--- RECORD SET Enclosed Below ---
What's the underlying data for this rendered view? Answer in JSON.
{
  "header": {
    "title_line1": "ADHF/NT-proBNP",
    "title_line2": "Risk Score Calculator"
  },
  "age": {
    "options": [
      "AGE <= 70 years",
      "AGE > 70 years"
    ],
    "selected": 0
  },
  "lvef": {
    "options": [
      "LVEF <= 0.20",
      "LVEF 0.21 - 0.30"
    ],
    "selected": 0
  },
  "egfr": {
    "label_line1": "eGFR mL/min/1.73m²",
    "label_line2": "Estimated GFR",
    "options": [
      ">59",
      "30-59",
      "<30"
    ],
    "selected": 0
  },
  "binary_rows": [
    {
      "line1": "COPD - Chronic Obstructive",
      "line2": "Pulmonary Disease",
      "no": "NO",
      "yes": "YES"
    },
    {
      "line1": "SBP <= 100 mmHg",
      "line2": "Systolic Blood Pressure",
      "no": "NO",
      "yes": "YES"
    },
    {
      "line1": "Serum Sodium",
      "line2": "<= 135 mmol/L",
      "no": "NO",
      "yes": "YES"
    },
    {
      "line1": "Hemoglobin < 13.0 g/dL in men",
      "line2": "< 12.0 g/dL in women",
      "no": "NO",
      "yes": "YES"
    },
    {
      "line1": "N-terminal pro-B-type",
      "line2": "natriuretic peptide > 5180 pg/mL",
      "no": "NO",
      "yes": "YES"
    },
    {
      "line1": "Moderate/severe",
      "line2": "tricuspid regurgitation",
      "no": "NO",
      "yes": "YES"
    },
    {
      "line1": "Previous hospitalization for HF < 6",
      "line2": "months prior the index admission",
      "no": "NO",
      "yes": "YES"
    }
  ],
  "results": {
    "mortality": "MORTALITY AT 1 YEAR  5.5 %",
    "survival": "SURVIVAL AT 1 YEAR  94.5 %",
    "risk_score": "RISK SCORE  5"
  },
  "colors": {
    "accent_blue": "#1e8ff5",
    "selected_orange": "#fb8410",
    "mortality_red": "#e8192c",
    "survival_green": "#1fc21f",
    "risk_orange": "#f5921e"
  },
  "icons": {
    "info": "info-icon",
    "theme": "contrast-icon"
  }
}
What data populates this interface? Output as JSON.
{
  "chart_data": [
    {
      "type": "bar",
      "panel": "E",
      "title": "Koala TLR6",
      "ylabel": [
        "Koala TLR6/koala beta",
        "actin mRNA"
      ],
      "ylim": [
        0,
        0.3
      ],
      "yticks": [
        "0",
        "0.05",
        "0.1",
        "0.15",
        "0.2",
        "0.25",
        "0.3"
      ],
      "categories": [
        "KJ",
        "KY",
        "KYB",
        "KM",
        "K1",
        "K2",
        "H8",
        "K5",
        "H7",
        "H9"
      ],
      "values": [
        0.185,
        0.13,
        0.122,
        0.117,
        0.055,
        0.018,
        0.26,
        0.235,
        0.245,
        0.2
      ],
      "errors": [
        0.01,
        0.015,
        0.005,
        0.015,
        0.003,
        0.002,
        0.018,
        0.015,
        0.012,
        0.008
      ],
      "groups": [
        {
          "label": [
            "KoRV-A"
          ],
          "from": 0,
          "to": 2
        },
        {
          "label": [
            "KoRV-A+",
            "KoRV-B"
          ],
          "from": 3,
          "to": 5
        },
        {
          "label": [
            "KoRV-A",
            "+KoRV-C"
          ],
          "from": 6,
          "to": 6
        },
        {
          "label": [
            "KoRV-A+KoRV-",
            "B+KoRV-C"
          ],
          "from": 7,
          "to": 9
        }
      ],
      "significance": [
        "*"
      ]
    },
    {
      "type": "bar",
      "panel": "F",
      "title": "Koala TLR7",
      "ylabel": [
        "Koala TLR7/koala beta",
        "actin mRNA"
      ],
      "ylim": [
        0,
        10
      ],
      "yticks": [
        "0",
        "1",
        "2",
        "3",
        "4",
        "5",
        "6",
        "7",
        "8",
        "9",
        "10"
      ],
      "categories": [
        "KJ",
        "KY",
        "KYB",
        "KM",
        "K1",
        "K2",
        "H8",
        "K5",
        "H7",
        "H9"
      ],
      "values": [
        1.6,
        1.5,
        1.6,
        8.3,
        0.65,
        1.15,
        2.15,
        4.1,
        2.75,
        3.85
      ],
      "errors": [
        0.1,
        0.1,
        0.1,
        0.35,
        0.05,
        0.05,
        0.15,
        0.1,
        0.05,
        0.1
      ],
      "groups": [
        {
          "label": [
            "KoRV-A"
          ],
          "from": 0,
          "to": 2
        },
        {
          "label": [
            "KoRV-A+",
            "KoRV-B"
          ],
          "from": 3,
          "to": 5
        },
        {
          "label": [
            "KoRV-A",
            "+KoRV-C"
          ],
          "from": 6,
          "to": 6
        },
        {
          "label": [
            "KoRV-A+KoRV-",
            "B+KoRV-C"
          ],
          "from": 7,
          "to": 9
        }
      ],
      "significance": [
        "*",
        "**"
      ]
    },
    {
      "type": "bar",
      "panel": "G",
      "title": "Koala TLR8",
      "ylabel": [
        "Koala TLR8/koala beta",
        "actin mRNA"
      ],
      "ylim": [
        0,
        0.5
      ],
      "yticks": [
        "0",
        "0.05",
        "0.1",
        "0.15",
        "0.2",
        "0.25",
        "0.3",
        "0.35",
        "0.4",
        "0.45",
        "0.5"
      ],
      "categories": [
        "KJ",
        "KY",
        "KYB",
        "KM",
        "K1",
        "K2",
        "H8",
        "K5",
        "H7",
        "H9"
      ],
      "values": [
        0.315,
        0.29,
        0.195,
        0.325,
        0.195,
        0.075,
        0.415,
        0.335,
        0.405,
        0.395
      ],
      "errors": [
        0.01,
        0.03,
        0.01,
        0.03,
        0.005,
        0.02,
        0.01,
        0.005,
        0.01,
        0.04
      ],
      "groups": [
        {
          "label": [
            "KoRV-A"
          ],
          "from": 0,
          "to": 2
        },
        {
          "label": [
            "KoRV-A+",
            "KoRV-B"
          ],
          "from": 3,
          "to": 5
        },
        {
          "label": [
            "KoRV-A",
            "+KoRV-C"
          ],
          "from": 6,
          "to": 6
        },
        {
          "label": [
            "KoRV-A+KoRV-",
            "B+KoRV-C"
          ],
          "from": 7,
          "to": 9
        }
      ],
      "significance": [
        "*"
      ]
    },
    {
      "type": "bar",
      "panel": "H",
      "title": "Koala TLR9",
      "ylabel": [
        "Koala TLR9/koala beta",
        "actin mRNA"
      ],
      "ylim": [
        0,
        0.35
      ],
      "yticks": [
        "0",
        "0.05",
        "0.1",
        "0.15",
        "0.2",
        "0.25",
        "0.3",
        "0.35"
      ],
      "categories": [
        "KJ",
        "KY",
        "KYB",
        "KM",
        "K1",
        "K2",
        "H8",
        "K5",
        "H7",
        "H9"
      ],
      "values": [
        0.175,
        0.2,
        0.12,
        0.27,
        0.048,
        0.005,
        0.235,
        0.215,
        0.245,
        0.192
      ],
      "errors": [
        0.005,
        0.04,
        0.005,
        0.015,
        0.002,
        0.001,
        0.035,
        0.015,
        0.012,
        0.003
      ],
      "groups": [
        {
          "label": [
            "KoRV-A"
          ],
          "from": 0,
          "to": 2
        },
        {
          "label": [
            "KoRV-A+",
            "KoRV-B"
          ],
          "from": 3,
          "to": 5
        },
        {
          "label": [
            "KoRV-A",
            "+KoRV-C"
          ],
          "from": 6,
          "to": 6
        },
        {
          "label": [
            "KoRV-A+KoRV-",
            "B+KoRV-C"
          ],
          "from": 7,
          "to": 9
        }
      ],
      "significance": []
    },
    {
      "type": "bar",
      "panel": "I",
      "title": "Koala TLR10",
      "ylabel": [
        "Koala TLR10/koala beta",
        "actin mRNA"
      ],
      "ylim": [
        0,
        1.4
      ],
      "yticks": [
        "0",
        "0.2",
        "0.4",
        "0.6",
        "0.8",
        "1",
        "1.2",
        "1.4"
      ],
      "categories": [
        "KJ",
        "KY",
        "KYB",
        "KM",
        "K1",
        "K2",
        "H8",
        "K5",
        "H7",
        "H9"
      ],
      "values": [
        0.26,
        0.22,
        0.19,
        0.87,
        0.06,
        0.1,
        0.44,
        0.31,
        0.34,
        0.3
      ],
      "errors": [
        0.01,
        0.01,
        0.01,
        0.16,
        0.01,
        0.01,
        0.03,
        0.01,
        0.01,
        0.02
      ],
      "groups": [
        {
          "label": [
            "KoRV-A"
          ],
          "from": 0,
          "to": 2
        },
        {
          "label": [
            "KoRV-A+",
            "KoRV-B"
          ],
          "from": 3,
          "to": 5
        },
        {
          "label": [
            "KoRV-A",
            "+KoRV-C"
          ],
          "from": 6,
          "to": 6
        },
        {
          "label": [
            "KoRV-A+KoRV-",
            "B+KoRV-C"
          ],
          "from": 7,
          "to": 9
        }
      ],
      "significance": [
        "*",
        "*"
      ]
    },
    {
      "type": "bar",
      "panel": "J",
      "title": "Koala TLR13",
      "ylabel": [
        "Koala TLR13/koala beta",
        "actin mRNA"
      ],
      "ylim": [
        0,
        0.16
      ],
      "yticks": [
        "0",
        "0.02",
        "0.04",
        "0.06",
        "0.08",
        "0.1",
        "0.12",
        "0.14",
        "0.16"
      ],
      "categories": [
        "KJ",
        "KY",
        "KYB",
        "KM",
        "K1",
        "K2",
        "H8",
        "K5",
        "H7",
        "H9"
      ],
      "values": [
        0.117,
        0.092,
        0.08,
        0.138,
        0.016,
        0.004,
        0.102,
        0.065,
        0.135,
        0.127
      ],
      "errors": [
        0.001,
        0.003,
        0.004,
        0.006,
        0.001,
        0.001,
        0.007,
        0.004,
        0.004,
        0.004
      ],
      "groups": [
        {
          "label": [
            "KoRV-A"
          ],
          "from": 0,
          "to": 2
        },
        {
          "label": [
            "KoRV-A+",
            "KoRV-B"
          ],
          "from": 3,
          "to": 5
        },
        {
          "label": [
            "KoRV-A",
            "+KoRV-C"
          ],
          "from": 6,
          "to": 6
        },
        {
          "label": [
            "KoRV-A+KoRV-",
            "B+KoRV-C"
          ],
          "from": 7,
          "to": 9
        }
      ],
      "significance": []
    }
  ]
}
--- End of Enclosed RECORD SET ---
WHAT IS EXPECTED —
Show, from the entries above, every line that includes the string "JSON".

SOLUTION TO THIS EXERCISE —
What's the underlying data for this rendered view? Answer in JSON.
What data populates this interface? Output as JSON.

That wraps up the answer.